DATA FOR THIS EXERCISE.
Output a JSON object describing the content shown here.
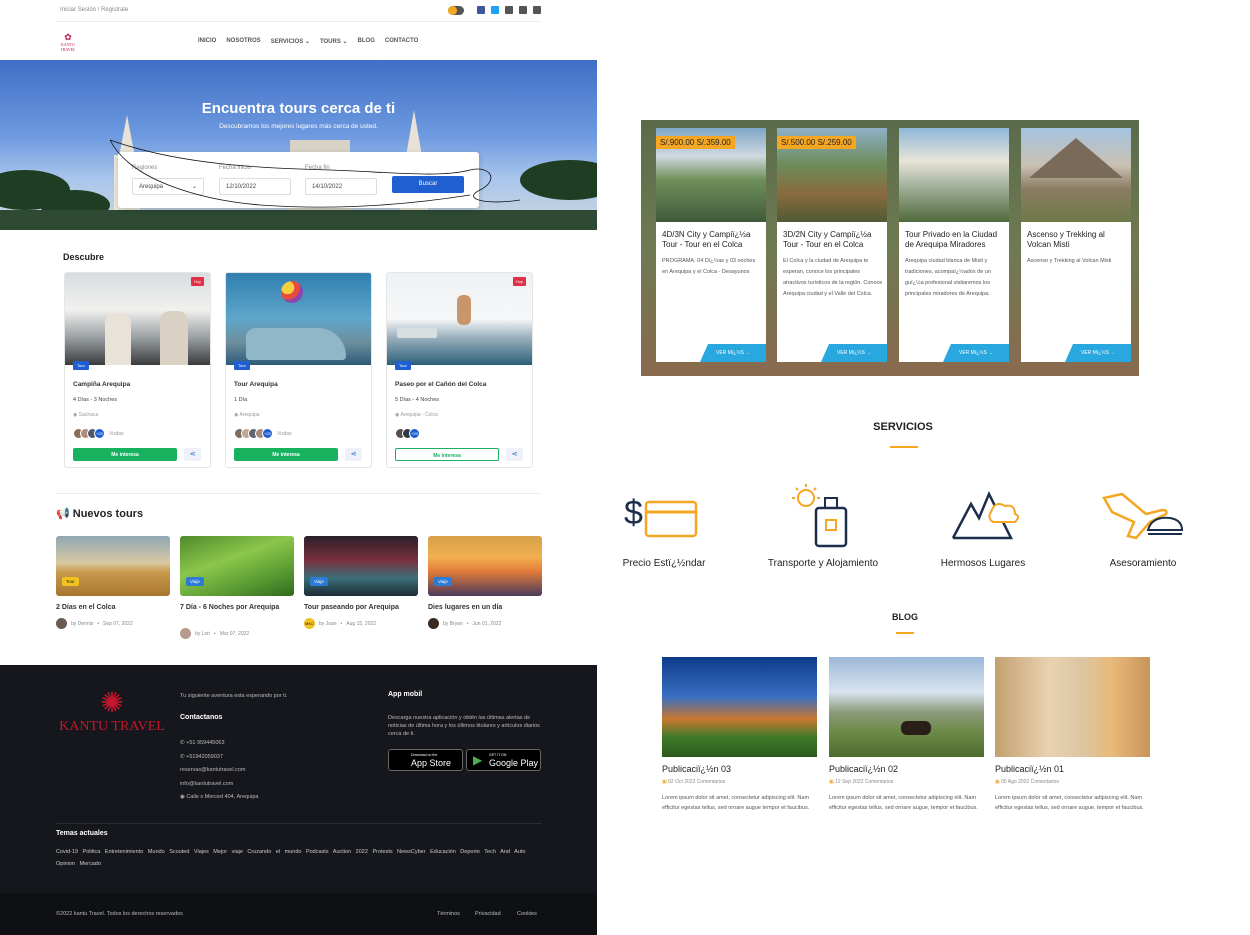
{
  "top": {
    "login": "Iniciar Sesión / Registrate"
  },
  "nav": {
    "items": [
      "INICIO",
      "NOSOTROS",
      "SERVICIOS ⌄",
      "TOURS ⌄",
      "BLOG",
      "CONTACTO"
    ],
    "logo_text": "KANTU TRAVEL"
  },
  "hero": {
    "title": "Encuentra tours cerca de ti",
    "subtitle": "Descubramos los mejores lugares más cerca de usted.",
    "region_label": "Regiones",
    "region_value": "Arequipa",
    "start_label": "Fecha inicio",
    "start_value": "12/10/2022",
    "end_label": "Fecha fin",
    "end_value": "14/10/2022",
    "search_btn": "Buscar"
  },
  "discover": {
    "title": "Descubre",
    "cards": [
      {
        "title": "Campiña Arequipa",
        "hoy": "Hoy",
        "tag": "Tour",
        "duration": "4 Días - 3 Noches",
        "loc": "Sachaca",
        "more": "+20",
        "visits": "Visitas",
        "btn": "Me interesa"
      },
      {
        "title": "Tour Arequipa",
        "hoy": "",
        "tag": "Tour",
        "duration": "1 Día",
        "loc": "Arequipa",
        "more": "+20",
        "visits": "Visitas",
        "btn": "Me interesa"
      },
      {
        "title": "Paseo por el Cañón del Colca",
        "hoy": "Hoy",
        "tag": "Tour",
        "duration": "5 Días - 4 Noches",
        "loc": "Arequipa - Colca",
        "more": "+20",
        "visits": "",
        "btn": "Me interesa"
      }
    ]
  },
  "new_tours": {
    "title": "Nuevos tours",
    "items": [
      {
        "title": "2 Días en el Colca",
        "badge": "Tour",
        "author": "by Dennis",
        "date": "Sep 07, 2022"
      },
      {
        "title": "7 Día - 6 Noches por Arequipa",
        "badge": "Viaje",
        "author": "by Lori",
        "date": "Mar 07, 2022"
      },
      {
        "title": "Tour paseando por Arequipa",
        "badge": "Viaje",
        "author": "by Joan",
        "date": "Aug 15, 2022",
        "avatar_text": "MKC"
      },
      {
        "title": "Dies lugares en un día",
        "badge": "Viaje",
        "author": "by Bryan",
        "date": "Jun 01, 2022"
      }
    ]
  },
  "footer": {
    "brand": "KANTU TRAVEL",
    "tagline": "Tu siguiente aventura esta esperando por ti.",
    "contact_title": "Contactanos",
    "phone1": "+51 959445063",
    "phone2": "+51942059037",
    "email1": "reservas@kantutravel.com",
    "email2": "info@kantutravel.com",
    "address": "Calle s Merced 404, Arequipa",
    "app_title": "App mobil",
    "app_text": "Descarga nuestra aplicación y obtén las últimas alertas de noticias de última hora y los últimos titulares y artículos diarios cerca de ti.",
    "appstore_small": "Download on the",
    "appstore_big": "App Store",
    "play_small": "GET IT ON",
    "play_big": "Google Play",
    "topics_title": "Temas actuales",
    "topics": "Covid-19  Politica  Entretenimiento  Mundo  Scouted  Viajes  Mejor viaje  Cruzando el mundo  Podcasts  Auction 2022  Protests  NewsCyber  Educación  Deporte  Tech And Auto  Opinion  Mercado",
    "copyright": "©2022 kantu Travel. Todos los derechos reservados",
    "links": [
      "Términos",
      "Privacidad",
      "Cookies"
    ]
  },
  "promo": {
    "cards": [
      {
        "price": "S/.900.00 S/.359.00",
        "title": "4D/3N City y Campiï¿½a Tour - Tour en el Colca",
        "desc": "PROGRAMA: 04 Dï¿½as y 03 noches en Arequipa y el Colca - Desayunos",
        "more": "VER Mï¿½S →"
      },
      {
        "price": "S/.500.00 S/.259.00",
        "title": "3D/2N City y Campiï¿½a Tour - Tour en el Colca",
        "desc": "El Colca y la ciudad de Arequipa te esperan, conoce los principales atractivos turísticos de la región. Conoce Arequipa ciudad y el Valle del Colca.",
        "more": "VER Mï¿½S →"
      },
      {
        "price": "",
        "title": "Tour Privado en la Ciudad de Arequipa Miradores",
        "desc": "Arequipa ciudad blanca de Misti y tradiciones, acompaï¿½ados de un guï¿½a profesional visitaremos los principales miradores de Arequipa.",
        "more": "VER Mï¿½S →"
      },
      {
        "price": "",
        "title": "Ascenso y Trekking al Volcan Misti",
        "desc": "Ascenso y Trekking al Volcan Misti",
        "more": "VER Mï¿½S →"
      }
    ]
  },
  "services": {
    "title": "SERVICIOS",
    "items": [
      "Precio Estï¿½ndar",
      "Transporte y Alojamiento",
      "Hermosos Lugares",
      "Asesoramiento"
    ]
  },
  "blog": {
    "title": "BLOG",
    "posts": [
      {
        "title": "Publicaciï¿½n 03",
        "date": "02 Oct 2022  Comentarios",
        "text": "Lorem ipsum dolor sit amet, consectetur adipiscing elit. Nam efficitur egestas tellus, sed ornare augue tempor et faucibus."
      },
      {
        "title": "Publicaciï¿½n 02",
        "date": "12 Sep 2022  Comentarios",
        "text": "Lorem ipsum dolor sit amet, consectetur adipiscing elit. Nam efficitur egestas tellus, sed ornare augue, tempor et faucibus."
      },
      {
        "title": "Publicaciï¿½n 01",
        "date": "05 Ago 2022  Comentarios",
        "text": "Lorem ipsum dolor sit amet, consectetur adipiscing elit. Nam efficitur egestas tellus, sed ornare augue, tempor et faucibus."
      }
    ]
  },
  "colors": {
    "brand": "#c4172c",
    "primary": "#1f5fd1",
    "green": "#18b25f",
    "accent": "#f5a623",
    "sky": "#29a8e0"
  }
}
...
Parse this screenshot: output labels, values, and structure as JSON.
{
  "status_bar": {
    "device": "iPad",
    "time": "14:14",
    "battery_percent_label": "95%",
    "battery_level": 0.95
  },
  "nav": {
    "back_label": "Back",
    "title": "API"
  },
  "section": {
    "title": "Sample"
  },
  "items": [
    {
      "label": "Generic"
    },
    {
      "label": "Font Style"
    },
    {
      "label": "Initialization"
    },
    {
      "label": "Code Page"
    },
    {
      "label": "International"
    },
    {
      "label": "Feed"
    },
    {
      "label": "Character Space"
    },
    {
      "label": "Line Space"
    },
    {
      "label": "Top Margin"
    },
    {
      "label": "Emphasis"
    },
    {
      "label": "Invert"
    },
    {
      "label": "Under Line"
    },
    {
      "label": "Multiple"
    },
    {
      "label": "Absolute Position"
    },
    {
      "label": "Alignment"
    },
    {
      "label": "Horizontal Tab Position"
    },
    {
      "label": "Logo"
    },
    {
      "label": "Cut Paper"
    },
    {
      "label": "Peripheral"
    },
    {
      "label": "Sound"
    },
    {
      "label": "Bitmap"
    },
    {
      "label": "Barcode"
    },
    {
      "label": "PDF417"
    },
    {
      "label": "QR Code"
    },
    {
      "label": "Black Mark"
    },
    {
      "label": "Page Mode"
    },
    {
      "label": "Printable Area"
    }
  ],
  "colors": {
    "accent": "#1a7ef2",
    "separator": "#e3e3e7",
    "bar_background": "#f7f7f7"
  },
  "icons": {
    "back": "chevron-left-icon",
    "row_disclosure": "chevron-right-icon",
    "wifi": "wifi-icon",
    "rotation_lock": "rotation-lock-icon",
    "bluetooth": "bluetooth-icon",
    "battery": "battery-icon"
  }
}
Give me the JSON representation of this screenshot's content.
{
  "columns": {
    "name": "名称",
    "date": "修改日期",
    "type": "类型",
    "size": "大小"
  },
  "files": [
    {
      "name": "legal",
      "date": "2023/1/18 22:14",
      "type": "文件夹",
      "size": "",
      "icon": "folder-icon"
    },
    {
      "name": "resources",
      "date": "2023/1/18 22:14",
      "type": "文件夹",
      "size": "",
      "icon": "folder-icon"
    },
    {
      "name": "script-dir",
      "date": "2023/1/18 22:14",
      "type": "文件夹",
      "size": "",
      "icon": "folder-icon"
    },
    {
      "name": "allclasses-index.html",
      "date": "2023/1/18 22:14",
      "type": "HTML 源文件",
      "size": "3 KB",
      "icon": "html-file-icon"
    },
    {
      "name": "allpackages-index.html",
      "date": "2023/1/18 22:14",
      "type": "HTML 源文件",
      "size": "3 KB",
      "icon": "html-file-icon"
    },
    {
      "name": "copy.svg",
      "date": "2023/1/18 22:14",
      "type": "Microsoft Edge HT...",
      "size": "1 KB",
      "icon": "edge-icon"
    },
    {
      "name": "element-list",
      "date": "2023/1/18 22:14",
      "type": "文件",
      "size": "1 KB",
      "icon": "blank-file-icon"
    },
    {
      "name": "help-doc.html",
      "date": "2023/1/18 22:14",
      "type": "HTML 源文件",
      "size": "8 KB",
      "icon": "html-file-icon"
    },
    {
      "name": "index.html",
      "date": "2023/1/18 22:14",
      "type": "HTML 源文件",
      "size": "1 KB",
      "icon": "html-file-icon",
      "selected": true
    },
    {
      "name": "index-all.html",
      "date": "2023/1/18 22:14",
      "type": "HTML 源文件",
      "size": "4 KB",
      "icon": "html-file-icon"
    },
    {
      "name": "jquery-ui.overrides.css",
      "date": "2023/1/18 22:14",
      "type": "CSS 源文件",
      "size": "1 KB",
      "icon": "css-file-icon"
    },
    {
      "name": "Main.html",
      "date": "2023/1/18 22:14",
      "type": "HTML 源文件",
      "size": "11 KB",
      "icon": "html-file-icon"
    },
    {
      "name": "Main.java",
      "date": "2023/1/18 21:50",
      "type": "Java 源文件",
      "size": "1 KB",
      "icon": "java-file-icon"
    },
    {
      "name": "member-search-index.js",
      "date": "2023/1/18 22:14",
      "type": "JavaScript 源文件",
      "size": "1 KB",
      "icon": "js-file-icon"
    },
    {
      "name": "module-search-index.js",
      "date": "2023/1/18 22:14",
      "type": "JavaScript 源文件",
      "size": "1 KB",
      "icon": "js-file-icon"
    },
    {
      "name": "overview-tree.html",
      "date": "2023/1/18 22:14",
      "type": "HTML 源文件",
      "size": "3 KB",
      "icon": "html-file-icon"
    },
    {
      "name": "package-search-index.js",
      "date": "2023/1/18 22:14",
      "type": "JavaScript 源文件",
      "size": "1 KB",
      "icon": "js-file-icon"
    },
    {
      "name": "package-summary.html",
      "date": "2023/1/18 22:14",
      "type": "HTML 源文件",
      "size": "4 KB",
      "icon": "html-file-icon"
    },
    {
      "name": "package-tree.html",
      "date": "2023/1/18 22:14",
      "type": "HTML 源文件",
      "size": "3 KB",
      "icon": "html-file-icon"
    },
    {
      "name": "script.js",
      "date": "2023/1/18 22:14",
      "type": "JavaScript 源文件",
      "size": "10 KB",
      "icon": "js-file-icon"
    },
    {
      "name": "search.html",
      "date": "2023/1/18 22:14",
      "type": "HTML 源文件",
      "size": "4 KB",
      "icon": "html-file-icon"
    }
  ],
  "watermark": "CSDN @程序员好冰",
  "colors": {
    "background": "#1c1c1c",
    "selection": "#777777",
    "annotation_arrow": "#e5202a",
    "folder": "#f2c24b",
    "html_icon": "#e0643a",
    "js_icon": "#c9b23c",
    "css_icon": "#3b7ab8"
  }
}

OBJECTIVE.
Every line of the listing that holds "Publicaciï" should be found and copied.

SOLUTION FOR THIS PROBLEM.
        "title": "Publicaciï¿½n 03",
        "title": "Publicaciï¿½n 02",
        "title": "Publicaciï¿½n 01",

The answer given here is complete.